• [Your objective]
Restate all of the data exactly.

[Data items]
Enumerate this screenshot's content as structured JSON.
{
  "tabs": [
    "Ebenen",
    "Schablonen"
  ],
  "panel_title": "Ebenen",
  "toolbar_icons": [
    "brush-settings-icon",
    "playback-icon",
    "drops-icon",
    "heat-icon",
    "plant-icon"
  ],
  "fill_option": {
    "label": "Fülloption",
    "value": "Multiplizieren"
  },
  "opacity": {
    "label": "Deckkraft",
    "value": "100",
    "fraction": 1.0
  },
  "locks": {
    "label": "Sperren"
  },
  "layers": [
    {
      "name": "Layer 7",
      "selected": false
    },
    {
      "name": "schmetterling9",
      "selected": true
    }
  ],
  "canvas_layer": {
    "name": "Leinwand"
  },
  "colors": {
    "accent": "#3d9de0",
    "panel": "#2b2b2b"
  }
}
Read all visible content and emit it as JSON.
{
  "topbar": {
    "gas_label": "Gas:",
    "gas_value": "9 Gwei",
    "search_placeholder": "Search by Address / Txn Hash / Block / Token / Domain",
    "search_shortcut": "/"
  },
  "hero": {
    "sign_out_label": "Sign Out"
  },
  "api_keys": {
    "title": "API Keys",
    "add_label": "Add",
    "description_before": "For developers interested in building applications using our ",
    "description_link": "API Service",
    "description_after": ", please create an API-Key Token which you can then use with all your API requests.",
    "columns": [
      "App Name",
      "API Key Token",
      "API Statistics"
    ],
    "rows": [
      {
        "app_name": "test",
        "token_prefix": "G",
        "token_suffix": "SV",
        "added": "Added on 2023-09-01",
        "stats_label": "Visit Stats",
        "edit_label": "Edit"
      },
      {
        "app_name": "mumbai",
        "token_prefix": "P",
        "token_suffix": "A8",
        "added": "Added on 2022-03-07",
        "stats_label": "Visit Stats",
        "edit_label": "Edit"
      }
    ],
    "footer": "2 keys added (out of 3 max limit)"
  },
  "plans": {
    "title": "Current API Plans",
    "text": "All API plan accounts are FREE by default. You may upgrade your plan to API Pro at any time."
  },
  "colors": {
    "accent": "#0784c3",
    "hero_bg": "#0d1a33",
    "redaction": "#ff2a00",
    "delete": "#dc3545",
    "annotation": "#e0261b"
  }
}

• [Answer below]
Enumerate this screenshot's content as structured JSON.
{
  "tabs": [
    "Ebenen",
    "Schablonen"
  ],
  "panel_title": "Ebenen",
  "toolbar_icons": [
    "brush-settings-icon",
    "playback-icon",
    "drops-icon",
    "heat-icon",
    "plant-icon"
  ],
  "fill_option": {
    "label": "Fülloption",
    "value": "Multiplizieren"
  },
  "opacity": {
    "label": "Deckkraft",
    "value": "100",
    "fraction": 1.0
  },
  "locks": {
    "label": "Sperren"
  },
  "layers": [
    {
      "name": "Layer 7",
      "selected": false
    },
    {
      "name": "schmetterling9",
      "selected": true
    }
  ],
  "canvas_layer": {
    "name": "Leinwand"
  },
  "colors": {
    "accent": "#3d9de0",
    "panel": "#2b2b2b"
  }
}
Read all visible content and emit it as JSON.
{
  "topbar": {
    "gas_label": "Gas:",
    "gas_value": "9 Gwei",
    "search_placeholder": "Search by Address / Txn Hash / Block / Token / Domain",
    "search_shortcut": "/"
  },
  "hero": {
    "sign_out_label": "Sign Out"
  },
  "api_keys": {
    "title": "API Keys",
    "add_label": "Add",
    "description_before": "For developers interested in building applications using our ",
    "description_link": "API Service",
    "description_after": ", please create an API-Key Token which you can then use with all your API requests.",
    "columns": [
      "App Name",
      "API Key Token",
      "API Statistics"
    ],
    "rows": [
      {
        "app_name": "test",
        "token_prefix": "G",
        "token_suffix": "SV",
        "added": "Added on 2023-09-01",
        "stats_label": "Visit Stats",
        "edit_label": "Edit"
      },
      {
        "app_name": "mumbai",
        "token_prefix": "P",
        "token_suffix": "A8",
        "added": "Added on 2022-03-07",
        "stats_label": "Visit Stats",
        "edit_label": "Edit"
      }
    ],
    "footer": "2 keys added (out of 3 max limit)"
  },
  "plans": {
    "title": "Current API Plans",
    "text": "All API plan accounts are FREE by default. You may upgrade your plan to API Pro at any time."
  },
  "colors": {
    "accent": "#0784c3",
    "hero_bg": "#0d1a33",
    "redaction": "#ff2a00",
    "delete": "#dc3545",
    "annotation": "#e0261b"
  }
}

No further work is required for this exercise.